* REQUIRED WORK *
Filter these entries so that only lines with the word "default" remain.

* RECORD EXTRACTS *
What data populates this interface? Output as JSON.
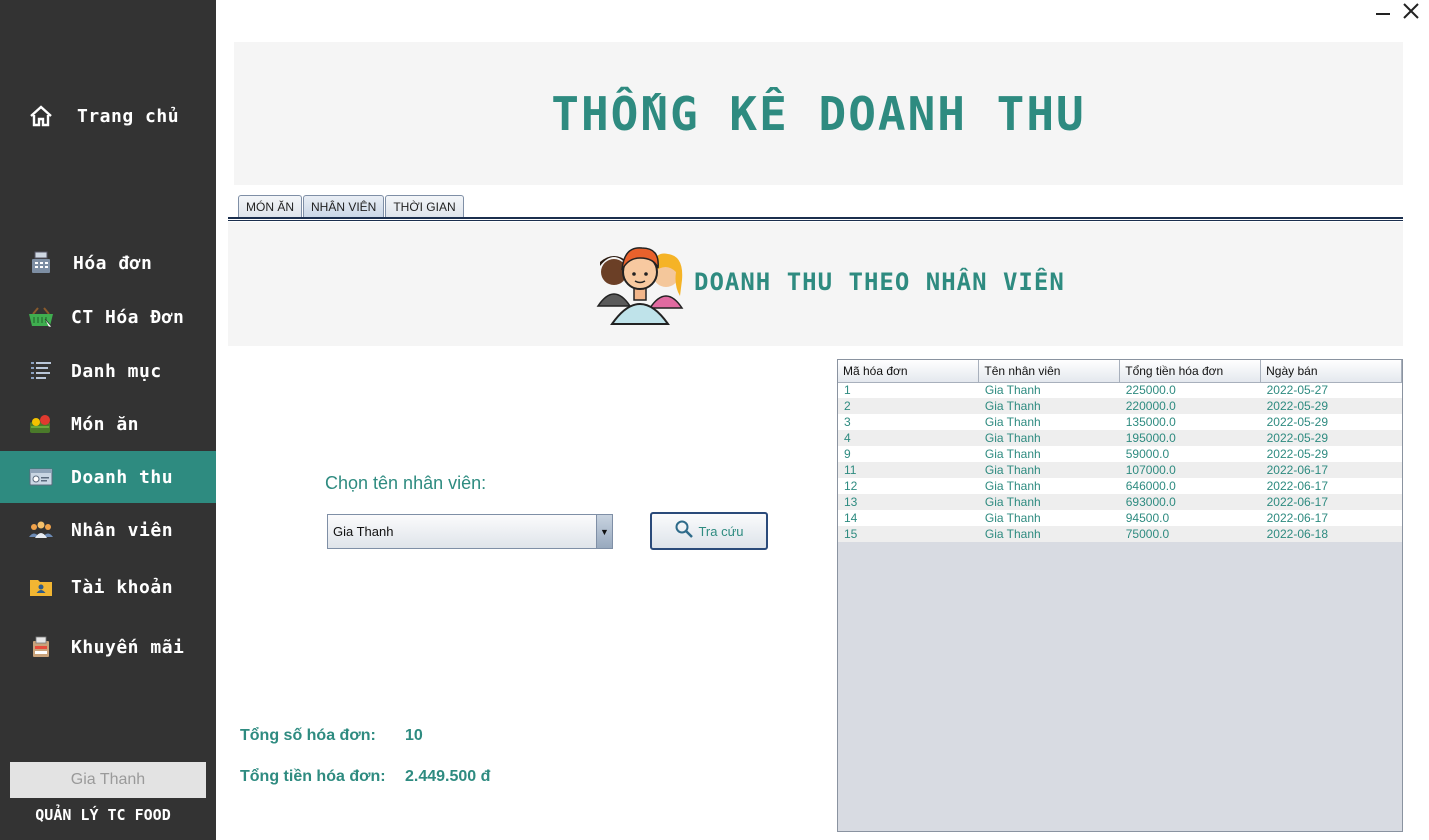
{
  "window": {
    "minimize_icon": "minimize-icon",
    "close_icon": "close-icon"
  },
  "sidebar": {
    "items": [
      {
        "label": "Trang chủ",
        "icon": "home-icon"
      },
      {
        "label": "Hóa đơn",
        "icon": "cash-register-icon"
      },
      {
        "label": "CT Hóa Đơn",
        "icon": "basket-icon"
      },
      {
        "label": "Danh mục",
        "icon": "list-icon"
      },
      {
        "label": "Món ăn",
        "icon": "food-icon"
      },
      {
        "label": "Doanh thu",
        "icon": "revenue-icon",
        "active": true
      },
      {
        "label": "Nhân viên",
        "icon": "people-icon"
      },
      {
        "label": "Tài khoản",
        "icon": "account-folder-icon"
      },
      {
        "label": "Khuyến mãi",
        "icon": "promotion-icon"
      }
    ],
    "user": "Gia Thanh",
    "app_name": "QUẢN LÝ TC FOOD",
    "active_color": "#2e8b80"
  },
  "header": {
    "title": "THỐNG KÊ DOANH THU"
  },
  "tabs": [
    {
      "label": "MÓN ĂN"
    },
    {
      "label": "NHÂN VIÊN",
      "active": true
    },
    {
      "label": "THỜI GIAN"
    }
  ],
  "section": {
    "title": "DOANH THU THEO NHÂN VIÊN",
    "icon": "employees-group-icon"
  },
  "filter": {
    "label": "Chọn tên nhân viên:",
    "selected": "Gia Thanh",
    "button_label": "Tra cứu",
    "button_icon": "search-icon"
  },
  "summary": {
    "count_label": "Tổng số hóa đơn:",
    "count_value": "10",
    "total_label": "Tổng tiền hóa đơn:",
    "total_value": "2.449.500 đ"
  },
  "table": {
    "columns": [
      "Mã hóa đơn",
      "Tên nhân viên",
      "Tổng tiền hóa đơn",
      "Ngày bán"
    ],
    "rows": [
      [
        "1",
        "Gia Thanh",
        "225000.0",
        "2022-05-27"
      ],
      [
        "2",
        "Gia Thanh",
        "220000.0",
        "2022-05-29"
      ],
      [
        "3",
        "Gia Thanh",
        "135000.0",
        "2022-05-29"
      ],
      [
        "4",
        "Gia Thanh",
        "195000.0",
        "2022-05-29"
      ],
      [
        "9",
        "Gia Thanh",
        "59000.0",
        "2022-05-29"
      ],
      [
        "11",
        "Gia Thanh",
        "107000.0",
        "2022-06-17"
      ],
      [
        "12",
        "Gia Thanh",
        "646000.0",
        "2022-06-17"
      ],
      [
        "13",
        "Gia Thanh",
        "693000.0",
        "2022-06-17"
      ],
      [
        "14",
        "Gia Thanh",
        "94500.0",
        "2022-06-17"
      ],
      [
        "15",
        "Gia Thanh",
        "75000.0",
        "2022-06-18"
      ]
    ]
  },
  "colors": {
    "accent": "#2e8b80",
    "sidebar": "#333333"
  }
}
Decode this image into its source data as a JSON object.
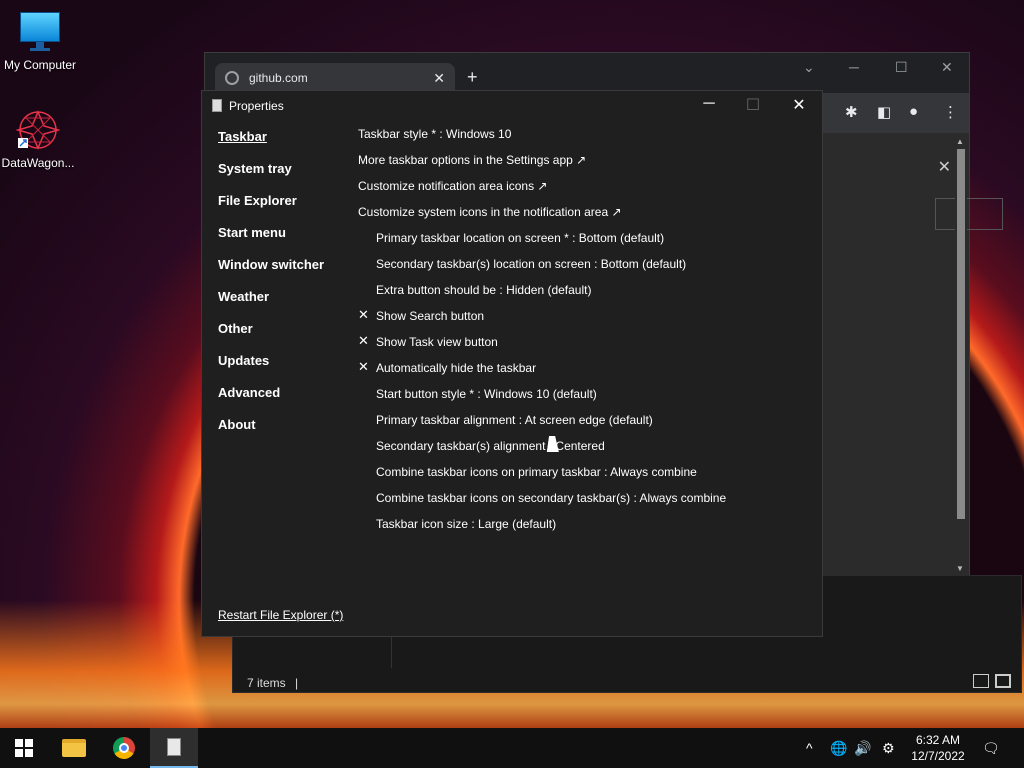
{
  "desktop": {
    "icons": [
      {
        "label": "My Computer"
      },
      {
        "label": "DataWagon..."
      }
    ]
  },
  "browser": {
    "tab_title": "github.com",
    "new_tab": "+",
    "close_tab": "✕",
    "minimize": "─",
    "maximize": "☐",
    "close": "✕",
    "dropdown": "⌄"
  },
  "explorer": {
    "status": "7 items"
  },
  "properties": {
    "title": "Properties",
    "nav": [
      {
        "label": "Taskbar",
        "active": true
      },
      {
        "label": "System tray"
      },
      {
        "label": "File Explorer"
      },
      {
        "label": "Start menu"
      },
      {
        "label": "Window switcher"
      },
      {
        "label": "Weather"
      },
      {
        "label": "Other"
      },
      {
        "label": "Updates"
      },
      {
        "label": "Advanced"
      },
      {
        "label": "About"
      }
    ],
    "options": [
      {
        "text": "Taskbar style * : Windows 10",
        "indent": false,
        "mark": ""
      },
      {
        "text": "More taskbar options in the Settings app ↗",
        "indent": false,
        "mark": ""
      },
      {
        "text": "Customize notification area icons ↗",
        "indent": false,
        "mark": ""
      },
      {
        "text": "Customize system icons in the notification area ↗",
        "indent": false,
        "mark": ""
      },
      {
        "text": "Primary taskbar location on screen * : Bottom (default)",
        "indent": true,
        "mark": ""
      },
      {
        "text": "Secondary taskbar(s) location on screen : Bottom (default)",
        "indent": true,
        "mark": ""
      },
      {
        "text": "Extra button should be : Hidden (default)",
        "indent": true,
        "mark": ""
      },
      {
        "text": "Show Search button",
        "indent": true,
        "mark": "✕"
      },
      {
        "text": "Show Task view button",
        "indent": true,
        "mark": "✕"
      },
      {
        "text": "Automatically hide the taskbar",
        "indent": true,
        "mark": "✕"
      },
      {
        "text": "Start button style * : Windows 10 (default)",
        "indent": true,
        "mark": ""
      },
      {
        "text": "Primary taskbar alignment : At screen edge (default)",
        "indent": true,
        "mark": ""
      },
      {
        "text": "Secondary taskbar(s) alignment : Centered",
        "indent": true,
        "mark": ""
      },
      {
        "text": "Combine taskbar icons on primary taskbar : Always combine",
        "indent": true,
        "mark": ""
      },
      {
        "text": "Combine taskbar icons on secondary taskbar(s) : Always combine",
        "indent": true,
        "mark": ""
      },
      {
        "text": "Taskbar icon size : Large (default)",
        "indent": true,
        "mark": ""
      }
    ],
    "restart_link": "Restart File Explorer (*)",
    "minimize": "─",
    "maximize": "☐",
    "close": "✕"
  },
  "taskbar": {
    "time": "6:32 AM",
    "date": "12/7/2022",
    "tray": {
      "chevron": "^",
      "network": "🌐",
      "volume": "🔊",
      "settings": "⚙",
      "notifications": "🗨"
    }
  }
}
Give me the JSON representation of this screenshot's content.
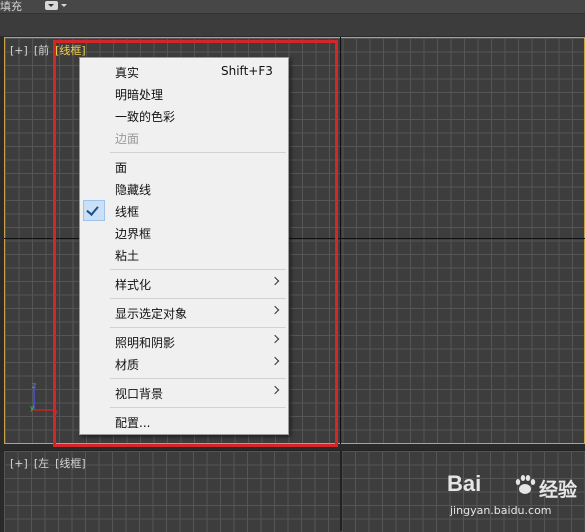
{
  "toolbar": {
    "fill_label": "填充"
  },
  "viewports": {
    "front": {
      "plus": "[+]",
      "view": "[前",
      "mode": "[线框]"
    },
    "left": {
      "plus": "[+]",
      "view": "[左",
      "mode": "[线框]"
    },
    "gizmo": {
      "z_label": "z",
      "y_label": "y",
      "x_label": "x"
    }
  },
  "menu": {
    "realistic": "真实",
    "realistic_shortcut": "Shift+F3",
    "shaded": "明暗处理",
    "consistent_colors": "一致的色彩",
    "edged_faces": "边面",
    "facets": "面",
    "hidden_line": "隐藏线",
    "wireframe": "线框",
    "bounding_box": "边界框",
    "clay": "粘土",
    "stylized": "样式化",
    "display_selected": "显示选定对象",
    "lighting_shadows": "照明和阴影",
    "materials": "材质",
    "viewport_background": "视口背景",
    "configure": "配置..."
  },
  "watermark": {
    "logo_text": "Bai",
    "logo_suffix": "经验",
    "url": "jingyan.baidu.com"
  },
  "colors": {
    "highlight_box": "#d3262a",
    "active_view_label": "#f2d24b",
    "active_border": "#c8a24a"
  }
}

* SOLUTION BELOW *
        "text": "Primary taskbar location on screen * : Bottom (default)",
        "text": "Secondary taskbar(s) location on screen : Bottom (default)",
        "text": "Extra button should be : Hidden (default)",
        "text": "Start button style * : Windows 10 (default)",
        "text": "Primary taskbar alignment : At screen edge (default)",
        "text": "Taskbar icon size : Large (default)",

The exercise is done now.